# Exercise brief
All lines in which the word "Test" occurs are to be extracted.

##############################

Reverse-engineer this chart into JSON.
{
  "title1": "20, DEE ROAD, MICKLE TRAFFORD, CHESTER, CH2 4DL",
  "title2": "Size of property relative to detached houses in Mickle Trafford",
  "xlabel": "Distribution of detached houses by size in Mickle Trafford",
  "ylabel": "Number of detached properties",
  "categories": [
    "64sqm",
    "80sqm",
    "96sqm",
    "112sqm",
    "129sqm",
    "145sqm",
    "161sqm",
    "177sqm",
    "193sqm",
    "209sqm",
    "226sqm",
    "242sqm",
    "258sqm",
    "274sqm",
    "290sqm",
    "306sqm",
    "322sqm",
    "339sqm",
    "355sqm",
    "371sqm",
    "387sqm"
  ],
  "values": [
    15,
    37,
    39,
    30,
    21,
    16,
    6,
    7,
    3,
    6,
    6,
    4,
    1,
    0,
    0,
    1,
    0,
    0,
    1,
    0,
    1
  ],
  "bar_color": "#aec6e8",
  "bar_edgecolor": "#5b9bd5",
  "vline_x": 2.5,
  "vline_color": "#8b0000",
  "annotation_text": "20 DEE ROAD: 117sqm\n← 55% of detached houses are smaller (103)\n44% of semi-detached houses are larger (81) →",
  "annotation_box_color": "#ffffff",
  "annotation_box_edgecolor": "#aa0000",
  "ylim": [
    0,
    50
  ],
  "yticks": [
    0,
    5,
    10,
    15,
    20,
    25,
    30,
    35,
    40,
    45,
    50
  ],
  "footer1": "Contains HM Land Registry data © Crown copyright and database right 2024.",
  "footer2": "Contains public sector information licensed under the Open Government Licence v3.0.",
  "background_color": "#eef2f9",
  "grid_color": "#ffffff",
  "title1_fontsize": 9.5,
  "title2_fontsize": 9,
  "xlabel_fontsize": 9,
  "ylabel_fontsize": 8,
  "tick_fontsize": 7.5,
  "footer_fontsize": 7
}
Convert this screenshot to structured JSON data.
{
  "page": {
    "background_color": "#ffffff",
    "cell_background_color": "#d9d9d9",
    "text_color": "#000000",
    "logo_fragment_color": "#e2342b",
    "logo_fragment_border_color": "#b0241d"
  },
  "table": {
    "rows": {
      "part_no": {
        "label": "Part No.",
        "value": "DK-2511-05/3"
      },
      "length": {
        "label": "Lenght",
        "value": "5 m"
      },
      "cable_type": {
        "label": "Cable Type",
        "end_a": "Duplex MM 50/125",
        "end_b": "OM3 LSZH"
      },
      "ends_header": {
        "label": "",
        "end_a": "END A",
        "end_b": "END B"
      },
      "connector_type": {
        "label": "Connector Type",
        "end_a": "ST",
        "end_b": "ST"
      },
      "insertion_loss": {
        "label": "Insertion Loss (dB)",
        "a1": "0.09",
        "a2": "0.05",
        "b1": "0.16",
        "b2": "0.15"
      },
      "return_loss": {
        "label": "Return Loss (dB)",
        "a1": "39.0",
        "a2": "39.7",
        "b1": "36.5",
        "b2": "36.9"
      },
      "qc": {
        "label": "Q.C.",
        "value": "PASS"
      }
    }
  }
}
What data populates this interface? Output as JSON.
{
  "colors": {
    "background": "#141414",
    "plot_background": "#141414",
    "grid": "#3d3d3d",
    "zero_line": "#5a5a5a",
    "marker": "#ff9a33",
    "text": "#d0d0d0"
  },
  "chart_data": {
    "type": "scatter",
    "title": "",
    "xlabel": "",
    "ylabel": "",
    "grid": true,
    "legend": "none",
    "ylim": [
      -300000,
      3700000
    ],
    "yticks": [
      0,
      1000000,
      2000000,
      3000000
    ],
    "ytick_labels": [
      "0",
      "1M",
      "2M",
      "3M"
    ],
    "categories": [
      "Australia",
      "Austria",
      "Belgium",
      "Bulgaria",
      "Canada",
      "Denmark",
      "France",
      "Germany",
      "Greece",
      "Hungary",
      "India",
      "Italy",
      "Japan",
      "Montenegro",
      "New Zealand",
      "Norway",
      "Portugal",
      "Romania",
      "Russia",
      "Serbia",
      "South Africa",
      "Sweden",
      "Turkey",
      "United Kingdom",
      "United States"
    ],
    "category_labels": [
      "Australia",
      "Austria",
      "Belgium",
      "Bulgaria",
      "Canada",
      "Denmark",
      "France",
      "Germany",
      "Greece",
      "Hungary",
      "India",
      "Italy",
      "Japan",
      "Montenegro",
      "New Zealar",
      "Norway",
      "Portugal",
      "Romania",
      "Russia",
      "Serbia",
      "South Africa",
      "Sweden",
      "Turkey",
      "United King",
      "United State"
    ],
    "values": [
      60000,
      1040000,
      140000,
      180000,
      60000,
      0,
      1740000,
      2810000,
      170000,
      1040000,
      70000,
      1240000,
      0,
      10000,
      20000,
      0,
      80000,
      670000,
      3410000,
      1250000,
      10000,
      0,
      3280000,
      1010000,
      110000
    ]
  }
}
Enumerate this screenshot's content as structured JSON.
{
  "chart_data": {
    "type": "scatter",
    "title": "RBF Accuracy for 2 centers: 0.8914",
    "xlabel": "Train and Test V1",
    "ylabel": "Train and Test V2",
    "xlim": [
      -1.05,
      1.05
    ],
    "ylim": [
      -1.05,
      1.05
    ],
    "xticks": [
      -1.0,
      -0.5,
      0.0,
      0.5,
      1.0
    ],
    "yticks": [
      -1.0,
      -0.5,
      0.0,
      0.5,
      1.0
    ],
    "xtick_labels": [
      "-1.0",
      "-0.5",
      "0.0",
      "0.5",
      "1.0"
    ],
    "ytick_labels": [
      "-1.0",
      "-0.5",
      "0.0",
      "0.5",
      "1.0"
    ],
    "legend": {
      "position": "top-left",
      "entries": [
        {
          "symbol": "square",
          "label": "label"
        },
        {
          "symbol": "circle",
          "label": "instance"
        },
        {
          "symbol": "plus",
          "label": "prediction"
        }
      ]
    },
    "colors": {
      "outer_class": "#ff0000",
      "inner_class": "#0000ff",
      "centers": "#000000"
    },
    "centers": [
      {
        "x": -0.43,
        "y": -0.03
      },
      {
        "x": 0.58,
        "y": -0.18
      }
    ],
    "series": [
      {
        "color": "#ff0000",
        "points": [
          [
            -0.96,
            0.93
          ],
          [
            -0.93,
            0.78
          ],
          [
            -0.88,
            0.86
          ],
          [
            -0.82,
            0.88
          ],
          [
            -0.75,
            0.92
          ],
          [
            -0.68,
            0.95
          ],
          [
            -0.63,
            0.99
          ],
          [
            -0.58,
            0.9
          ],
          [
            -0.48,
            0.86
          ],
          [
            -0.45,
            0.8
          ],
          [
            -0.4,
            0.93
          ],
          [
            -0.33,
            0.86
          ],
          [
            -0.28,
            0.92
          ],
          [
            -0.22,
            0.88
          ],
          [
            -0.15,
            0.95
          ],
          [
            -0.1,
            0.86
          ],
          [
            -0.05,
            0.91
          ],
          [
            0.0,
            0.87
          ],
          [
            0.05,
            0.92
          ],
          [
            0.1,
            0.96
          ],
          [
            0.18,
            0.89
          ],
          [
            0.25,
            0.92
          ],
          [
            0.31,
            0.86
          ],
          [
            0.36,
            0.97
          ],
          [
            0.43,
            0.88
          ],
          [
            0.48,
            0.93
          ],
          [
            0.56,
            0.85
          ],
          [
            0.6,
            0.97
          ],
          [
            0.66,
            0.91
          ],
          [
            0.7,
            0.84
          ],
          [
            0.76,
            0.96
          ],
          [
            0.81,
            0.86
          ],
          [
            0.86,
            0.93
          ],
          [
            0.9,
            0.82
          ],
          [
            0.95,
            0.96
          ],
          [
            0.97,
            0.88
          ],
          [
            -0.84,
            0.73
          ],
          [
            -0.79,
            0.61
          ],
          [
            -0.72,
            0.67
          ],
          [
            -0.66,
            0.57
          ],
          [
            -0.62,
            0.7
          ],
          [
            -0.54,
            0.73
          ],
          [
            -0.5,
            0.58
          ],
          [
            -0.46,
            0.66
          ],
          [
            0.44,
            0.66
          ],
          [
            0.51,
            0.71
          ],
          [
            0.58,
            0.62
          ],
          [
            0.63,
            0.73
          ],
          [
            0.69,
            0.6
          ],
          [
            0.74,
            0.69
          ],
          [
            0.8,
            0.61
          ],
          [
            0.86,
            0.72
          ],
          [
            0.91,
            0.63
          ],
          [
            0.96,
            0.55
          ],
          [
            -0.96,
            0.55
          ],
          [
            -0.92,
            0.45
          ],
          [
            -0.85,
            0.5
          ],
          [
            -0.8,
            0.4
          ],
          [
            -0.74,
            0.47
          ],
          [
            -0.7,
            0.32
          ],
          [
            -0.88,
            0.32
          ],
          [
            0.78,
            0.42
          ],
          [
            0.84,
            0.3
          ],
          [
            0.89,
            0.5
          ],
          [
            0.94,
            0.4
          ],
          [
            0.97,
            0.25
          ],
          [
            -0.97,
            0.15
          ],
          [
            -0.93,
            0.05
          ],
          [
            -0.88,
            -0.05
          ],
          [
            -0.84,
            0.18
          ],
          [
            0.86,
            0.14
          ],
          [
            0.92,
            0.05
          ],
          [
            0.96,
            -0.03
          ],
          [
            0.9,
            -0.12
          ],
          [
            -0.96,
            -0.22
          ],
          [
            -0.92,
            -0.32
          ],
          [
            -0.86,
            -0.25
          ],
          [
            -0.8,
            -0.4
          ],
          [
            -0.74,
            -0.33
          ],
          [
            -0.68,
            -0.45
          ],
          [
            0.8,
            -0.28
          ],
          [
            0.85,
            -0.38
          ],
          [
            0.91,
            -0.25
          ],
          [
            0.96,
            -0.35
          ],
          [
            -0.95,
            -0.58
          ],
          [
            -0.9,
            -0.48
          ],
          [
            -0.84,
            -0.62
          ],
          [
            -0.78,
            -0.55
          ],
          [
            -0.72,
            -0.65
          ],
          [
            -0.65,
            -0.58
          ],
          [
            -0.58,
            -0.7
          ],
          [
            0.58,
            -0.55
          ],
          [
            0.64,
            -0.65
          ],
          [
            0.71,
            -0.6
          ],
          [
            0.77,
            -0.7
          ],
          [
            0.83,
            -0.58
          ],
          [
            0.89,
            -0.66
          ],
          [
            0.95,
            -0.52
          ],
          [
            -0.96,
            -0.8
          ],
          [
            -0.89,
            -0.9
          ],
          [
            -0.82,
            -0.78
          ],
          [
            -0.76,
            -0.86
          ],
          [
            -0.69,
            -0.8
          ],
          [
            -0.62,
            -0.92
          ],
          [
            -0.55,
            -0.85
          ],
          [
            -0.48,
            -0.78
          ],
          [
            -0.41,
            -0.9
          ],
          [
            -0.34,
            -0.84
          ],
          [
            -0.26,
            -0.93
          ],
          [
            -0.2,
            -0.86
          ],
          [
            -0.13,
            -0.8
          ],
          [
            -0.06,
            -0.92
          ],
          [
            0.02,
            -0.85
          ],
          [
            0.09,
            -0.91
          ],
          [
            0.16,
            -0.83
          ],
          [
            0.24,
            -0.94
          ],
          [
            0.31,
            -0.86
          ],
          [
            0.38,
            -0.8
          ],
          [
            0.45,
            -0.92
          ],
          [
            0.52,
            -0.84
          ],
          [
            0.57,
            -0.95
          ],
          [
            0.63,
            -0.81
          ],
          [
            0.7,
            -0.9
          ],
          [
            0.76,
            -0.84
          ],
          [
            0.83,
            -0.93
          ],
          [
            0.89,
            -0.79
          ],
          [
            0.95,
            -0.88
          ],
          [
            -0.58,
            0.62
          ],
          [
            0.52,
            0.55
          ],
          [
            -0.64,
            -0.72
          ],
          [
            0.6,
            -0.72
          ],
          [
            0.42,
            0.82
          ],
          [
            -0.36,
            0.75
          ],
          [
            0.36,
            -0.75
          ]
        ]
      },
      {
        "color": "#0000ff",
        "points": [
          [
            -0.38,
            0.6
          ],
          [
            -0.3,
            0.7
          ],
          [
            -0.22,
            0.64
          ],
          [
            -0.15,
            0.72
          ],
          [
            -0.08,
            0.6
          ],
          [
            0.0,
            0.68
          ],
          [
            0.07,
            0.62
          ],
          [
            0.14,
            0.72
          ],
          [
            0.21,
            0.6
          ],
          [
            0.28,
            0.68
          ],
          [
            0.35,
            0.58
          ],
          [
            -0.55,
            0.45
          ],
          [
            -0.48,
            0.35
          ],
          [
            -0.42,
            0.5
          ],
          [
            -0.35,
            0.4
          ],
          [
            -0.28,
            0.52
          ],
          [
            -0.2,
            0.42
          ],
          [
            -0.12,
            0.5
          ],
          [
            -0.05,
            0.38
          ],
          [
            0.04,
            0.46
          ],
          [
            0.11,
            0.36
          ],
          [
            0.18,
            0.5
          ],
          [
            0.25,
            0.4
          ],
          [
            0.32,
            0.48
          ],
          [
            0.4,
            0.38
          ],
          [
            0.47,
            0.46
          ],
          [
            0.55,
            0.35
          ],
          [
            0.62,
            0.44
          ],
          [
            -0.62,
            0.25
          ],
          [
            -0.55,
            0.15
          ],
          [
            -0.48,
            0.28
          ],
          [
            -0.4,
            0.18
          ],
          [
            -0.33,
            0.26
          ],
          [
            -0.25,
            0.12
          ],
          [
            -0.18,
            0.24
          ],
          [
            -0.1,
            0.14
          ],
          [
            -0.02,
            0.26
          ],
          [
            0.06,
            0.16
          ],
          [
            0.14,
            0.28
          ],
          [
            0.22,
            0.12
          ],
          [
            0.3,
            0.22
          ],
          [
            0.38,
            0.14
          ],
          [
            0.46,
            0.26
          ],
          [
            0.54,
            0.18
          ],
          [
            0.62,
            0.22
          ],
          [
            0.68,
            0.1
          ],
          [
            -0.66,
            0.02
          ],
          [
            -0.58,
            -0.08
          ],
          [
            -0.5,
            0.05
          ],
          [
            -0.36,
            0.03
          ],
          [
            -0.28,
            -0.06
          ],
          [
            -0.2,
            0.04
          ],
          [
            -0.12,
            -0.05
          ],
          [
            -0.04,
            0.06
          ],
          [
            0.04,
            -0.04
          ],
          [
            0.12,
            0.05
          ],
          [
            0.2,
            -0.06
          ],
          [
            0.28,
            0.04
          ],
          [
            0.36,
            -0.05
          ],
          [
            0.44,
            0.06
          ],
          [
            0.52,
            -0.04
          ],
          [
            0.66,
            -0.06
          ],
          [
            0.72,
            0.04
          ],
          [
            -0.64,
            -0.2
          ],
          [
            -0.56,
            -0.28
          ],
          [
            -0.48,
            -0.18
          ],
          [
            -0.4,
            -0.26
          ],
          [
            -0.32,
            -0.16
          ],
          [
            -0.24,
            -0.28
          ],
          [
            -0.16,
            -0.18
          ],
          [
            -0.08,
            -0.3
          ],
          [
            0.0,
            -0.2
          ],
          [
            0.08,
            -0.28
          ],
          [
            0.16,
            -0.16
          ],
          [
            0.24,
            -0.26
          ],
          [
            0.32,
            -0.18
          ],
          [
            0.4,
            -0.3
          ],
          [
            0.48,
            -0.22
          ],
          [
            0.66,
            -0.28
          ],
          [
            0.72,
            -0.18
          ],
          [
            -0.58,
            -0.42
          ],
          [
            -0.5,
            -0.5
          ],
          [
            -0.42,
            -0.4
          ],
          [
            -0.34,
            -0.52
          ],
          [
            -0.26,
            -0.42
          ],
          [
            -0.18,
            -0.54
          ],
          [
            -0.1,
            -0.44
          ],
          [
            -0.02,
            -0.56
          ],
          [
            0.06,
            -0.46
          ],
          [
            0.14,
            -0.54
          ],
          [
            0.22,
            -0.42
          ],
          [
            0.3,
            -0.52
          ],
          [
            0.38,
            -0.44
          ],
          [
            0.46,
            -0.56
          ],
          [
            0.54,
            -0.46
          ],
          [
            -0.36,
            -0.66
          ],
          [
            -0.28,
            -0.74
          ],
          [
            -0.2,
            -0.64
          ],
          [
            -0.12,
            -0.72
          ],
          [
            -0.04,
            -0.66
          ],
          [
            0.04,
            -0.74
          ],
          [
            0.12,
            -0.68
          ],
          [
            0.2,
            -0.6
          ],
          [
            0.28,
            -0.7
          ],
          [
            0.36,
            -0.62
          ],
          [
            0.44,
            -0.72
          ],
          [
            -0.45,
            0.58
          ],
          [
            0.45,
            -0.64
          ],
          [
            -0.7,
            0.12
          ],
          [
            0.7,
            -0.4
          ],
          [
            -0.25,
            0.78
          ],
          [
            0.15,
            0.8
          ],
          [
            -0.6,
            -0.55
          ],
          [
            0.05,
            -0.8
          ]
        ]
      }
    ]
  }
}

##############################

# The solution
    "xlabel": "Train and Test V1",
    "ylabel": "Train and Test V2",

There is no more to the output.